▸ **Records excerpted from a collection**
## Start

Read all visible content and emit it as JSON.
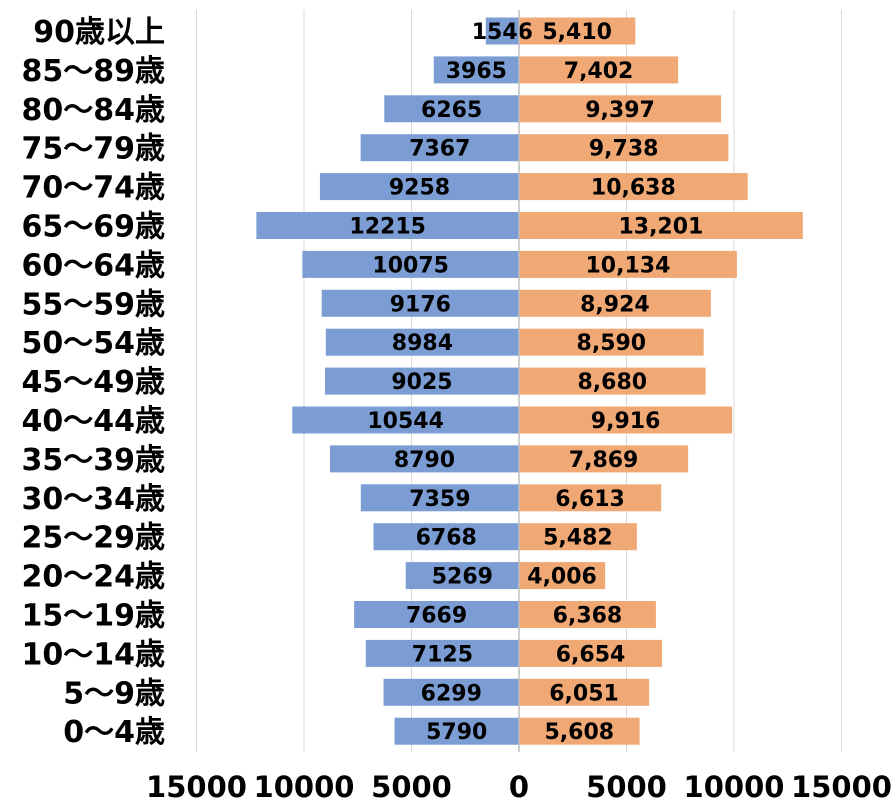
{
  "chart_data": {
    "type": "bar",
    "orientation": "horizontal",
    "layout": "population-pyramid",
    "categories": [
      "90歳以上",
      "85〜89歳",
      "80〜84歳",
      "75〜79歳",
      "70〜74歳",
      "65〜69歳",
      "60〜64歳",
      "55〜59歳",
      "50〜54歳",
      "45〜49歳",
      "40〜44歳",
      "35〜39歳",
      "30〜34歳",
      "25〜29歳",
      "20〜24歳",
      "15〜19歳",
      "10〜14歳",
      "5〜9歳",
      "0〜4歳"
    ],
    "series": [
      {
        "side": "left",
        "color": "#7b9dd4",
        "values": [
          1546,
          3965,
          6265,
          7367,
          9258,
          12215,
          10075,
          9176,
          8984,
          9025,
          10544,
          8790,
          7359,
          6768,
          5269,
          7669,
          7125,
          6299,
          5790
        ],
        "labels": [
          "1546",
          "3965",
          "6265",
          "7367",
          "9258",
          "12215",
          "10075",
          "9176",
          "8984",
          "9025",
          "10544",
          "8790",
          "7359",
          "6768",
          "5269",
          "7669",
          "7125",
          "6299",
          "5790"
        ]
      },
      {
        "side": "right",
        "color": "#f0a875",
        "values": [
          5410,
          7402,
          9397,
          9738,
          10638,
          13201,
          10134,
          8924,
          8590,
          8680,
          9916,
          7869,
          6613,
          5482,
          4006,
          6368,
          6654,
          6051,
          5608
        ],
        "labels": [
          "5,410",
          "7,402",
          "9,397",
          "9,738",
          "10,638",
          "13,201",
          "10,134",
          "8,924",
          "8,590",
          "8,680",
          "9,916",
          "7,869",
          "6,613",
          "5,482",
          "4,006",
          "6,368",
          "6,654",
          "6,051",
          "5,608"
        ]
      }
    ],
    "x_ticks": [
      "15000",
      "10000",
      "5000",
      "0",
      "5000",
      "10000",
      "15000"
    ],
    "xlim": [
      -15000,
      15000
    ],
    "grid": "vertical",
    "legend": "none",
    "title": "",
    "xlabel": "",
    "ylabel": ""
  }
}
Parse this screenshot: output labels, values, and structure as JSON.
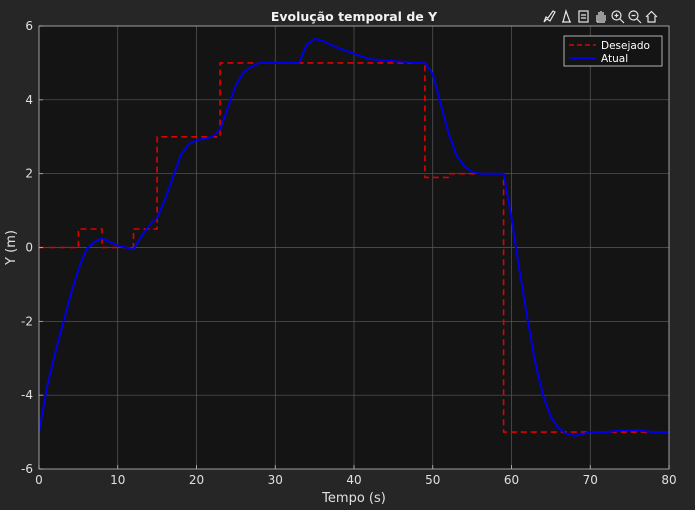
{
  "toolbar": {
    "tools": [
      "brush-icon",
      "datatip-icon",
      "legend-icon",
      "pan-icon",
      "zoom-in-icon",
      "zoom-out-icon",
      "home-icon"
    ]
  },
  "colors": {
    "figure_bg": "#262626",
    "axes_bg": "#141414",
    "grid": "#5a5a5a",
    "axis_text": "#e0e0e0",
    "desired": "#e00000",
    "actual": "#0000e6"
  },
  "chart_data": {
    "type": "line",
    "title": "Evolução temporal de Y",
    "xlabel": "Tempo (s)",
    "ylabel": "Y (m)",
    "xlim": [
      0,
      80
    ],
    "ylim": [
      -6,
      6
    ],
    "xticks": [
      0,
      10,
      20,
      30,
      40,
      50,
      60,
      70,
      80
    ],
    "yticks": [
      -6,
      -4,
      -2,
      0,
      2,
      4,
      6
    ],
    "xtick_labels": [
      "0",
      "10",
      "20",
      "30",
      "40",
      "50",
      "60",
      "70",
      "80"
    ],
    "ytick_labels": [
      "-6",
      "-4",
      "-2",
      "0",
      "2",
      "4",
      "6"
    ],
    "grid": true,
    "legend_position": "top-right",
    "series": [
      {
        "name": "Desejado",
        "style": "dashed",
        "color": "#e00000",
        "x": [
          0,
          5,
          5,
          8,
          8,
          12,
          12,
          15,
          15,
          23,
          23,
          49,
          49,
          52,
          52,
          59,
          59,
          69,
          69,
          80
        ],
        "y": [
          0,
          0,
          0.5,
          0.5,
          0,
          0,
          0.5,
          0.5,
          3,
          3,
          5,
          5,
          1.9,
          1.9,
          2,
          2,
          -5,
          -5,
          -5,
          -5
        ]
      },
      {
        "name": "Atual",
        "style": "solid",
        "color": "#0000e6",
        "x": [
          0,
          1,
          2,
          3,
          4,
          5,
          6,
          7,
          8,
          9,
          10,
          11,
          12,
          13,
          14,
          15,
          16,
          17,
          18,
          19,
          20,
          21,
          22,
          23,
          24,
          25,
          26,
          27,
          28,
          29,
          30,
          32,
          33,
          34,
          35,
          36,
          37,
          38,
          40,
          42,
          45,
          48,
          49,
          50,
          51,
          52,
          53,
          54,
          55,
          56,
          57,
          58,
          59,
          60,
          61,
          62,
          63,
          64,
          65,
          66,
          67,
          68,
          69,
          70,
          72,
          74,
          76,
          78,
          80
        ],
        "y": [
          -5,
          -3.8,
          -2.9,
          -2.1,
          -1.3,
          -0.6,
          -0.05,
          0.15,
          0.25,
          0.15,
          0.05,
          0,
          -0.05,
          0.3,
          0.6,
          0.8,
          1.3,
          1.9,
          2.5,
          2.8,
          2.9,
          2.95,
          3,
          3.2,
          3.8,
          4.4,
          4.75,
          4.9,
          5,
          5,
          5,
          5,
          5,
          5.5,
          5.65,
          5.6,
          5.5,
          5.4,
          5.25,
          5.1,
          5.05,
          5,
          5,
          4.7,
          3.9,
          3.1,
          2.5,
          2.2,
          2.05,
          2,
          2,
          2,
          2,
          0.8,
          -0.6,
          -1.9,
          -3.1,
          -4.0,
          -4.6,
          -4.9,
          -5.05,
          -5.1,
          -5.05,
          -5,
          -5,
          -4.95,
          -4.95,
          -5,
          -5
        ]
      }
    ]
  }
}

## End

Give only the number of lines in the listing above that include the string "JSON".

▸ **Correct answer**
2